▶ **GIVEN REQUEST**: Can you transcribe the part of the forum thread on the reimagined Battlestar series that begins with the words containing "## MeganW (Dec" and ends with "pick it up."?

▶ **EXTRACTED TEXT**:
# Battlestar Gallactica (reimagined series)



## RJ Keller (Mar 9, 2009)

I know Battlestar Gallactica (the reimagined series) has been off the air for awhile, but my family and I only started watching it this summer via Netflix. We are totally hooked! Just wondering if there are any other Gallactica Geeks out there in KB-land?


----------



## pidgeon92 (Oct 27, 2008)

Loved it! Have you started watching Caprica? I am eagerly awaiting its return, but that's not scheduled til Jan. 2011.


----------



## RJ Keller (Mar 9, 2009)

That's next on our Netflix queue (I think "queue" is the silliest looking word ever). Am I correct that there was just a movie aired so far? Or has there been a "real" season that we missed?


----------



## pidgeon92 (Oct 27, 2008)

It was about 1/2 a season.... 9 episodes total... You can watch actually the episodes on the link in my previous post. I'll be watching via the net in January, since I canceled my cable.


----------



## RJ Keller (Mar 9, 2009)

Oh, cool! I didn't even notice the link earlier. (Doi.) Thanks!!


----------



## Cliff Ball (Apr 10, 2010)

I have the whole series, including Caprica's movie,The Plan, Razor, the Original Series movie, and Galactica 1980. I like both, but I like the newer series a heck of a whole lot better.

I plan on re-watching, just to see what I've missed after watching The Plan, to see if there are any clues that all of us would have missed originally.


----------



## RJ Keller (Mar 9, 2009)

cliffball said:


> I plan on re-watching, just to see what I've missed after watching The Plan, to see if there are any clues that all of us would have missed originally.


We watch a lot of TV series through Netflix and have never been tempted to buy them on DVD. BG is the exception, for the above reason.


----------



## Valmore Daniels (Jul 12, 2010)

I loved BSG, and although the conclusion was a little muddled, it was mostly satisfactory. Can't get into Caprica, though - too much drama, not enough action, I guess.


----------



## MeganW (Dec 28, 2008)

I just finished watching the entire series (I'd missed it the first time around), and I LOVED it!  It's not available streaming on Netflix or Hulu (or Hulu Plus), so if I were to see it for the right price, I'd probably pick it up.

I watched the first season of Caprica before watching more than the BSG miniseries, and I really liked it.


----------



## mom133d (aka Liz) (Nov 25, 2008)

BSG is something we've been keeping or eye on.Loved the show and want the Bluray.

Did not know Caprica was not returning until January. Bummer.

Recorded data:
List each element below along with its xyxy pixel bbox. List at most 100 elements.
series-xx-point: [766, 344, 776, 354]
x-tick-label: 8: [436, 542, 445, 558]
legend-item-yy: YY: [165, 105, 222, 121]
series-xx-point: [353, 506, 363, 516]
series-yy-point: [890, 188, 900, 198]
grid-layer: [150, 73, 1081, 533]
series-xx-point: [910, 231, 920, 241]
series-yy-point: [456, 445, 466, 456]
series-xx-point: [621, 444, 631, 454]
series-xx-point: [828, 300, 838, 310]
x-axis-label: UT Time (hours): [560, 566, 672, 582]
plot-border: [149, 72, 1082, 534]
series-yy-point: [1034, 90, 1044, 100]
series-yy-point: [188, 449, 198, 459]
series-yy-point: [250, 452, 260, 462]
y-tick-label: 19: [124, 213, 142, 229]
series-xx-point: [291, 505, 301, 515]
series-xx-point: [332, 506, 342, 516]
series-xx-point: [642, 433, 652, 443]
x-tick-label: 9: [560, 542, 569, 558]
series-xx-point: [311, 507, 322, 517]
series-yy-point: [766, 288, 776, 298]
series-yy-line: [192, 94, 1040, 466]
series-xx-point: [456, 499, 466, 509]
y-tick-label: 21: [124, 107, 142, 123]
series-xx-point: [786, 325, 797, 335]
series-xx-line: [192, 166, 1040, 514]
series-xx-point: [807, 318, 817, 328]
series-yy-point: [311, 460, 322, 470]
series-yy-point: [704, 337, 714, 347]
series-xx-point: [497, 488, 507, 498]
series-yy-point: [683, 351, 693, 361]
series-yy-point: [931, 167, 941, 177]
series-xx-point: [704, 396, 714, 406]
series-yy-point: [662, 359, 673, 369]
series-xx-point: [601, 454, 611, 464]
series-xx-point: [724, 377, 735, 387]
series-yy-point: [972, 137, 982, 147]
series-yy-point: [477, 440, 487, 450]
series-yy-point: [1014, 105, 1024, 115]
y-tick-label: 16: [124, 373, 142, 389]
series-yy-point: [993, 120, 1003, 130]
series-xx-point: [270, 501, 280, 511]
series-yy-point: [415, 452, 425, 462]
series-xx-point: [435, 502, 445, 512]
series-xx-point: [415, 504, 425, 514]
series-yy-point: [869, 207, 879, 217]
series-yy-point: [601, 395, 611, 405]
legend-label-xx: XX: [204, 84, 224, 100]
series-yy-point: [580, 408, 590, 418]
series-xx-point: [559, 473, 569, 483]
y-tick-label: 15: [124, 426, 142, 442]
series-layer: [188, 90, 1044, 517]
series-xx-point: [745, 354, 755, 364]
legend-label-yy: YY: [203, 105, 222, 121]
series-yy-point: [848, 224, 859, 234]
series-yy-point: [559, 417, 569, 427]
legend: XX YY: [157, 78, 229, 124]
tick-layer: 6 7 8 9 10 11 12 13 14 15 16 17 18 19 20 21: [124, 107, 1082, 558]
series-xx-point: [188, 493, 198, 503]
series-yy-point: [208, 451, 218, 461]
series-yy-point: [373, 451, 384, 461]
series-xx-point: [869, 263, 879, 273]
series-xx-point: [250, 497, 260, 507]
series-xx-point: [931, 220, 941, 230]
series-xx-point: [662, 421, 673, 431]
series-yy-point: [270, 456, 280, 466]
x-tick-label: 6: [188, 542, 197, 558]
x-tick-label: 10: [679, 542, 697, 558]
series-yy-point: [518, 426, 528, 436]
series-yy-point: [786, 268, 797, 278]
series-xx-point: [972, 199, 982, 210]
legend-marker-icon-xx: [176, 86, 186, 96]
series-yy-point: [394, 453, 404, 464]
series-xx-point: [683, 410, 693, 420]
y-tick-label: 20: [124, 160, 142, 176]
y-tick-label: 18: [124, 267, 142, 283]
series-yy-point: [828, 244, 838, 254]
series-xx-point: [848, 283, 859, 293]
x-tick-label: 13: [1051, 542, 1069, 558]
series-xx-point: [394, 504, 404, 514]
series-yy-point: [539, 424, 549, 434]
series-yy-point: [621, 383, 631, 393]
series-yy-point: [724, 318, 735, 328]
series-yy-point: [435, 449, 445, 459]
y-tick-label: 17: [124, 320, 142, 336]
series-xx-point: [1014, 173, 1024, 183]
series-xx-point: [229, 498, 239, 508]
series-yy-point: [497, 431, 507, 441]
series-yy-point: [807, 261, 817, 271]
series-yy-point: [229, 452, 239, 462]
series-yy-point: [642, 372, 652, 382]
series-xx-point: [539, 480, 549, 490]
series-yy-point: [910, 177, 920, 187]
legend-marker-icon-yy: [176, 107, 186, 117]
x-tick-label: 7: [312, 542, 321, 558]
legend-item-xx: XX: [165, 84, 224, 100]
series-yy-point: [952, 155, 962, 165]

▶ **COMPLETED TASK**:
## MeganW (Dec 28, 2008)

I just finished watching the entire series (I'd missed it the first time around), and I LOVED it!  It's not available streaming on Netflix or Hulu (or Hulu Plus), so if I were to see it for the right price, I'd probably pick it up.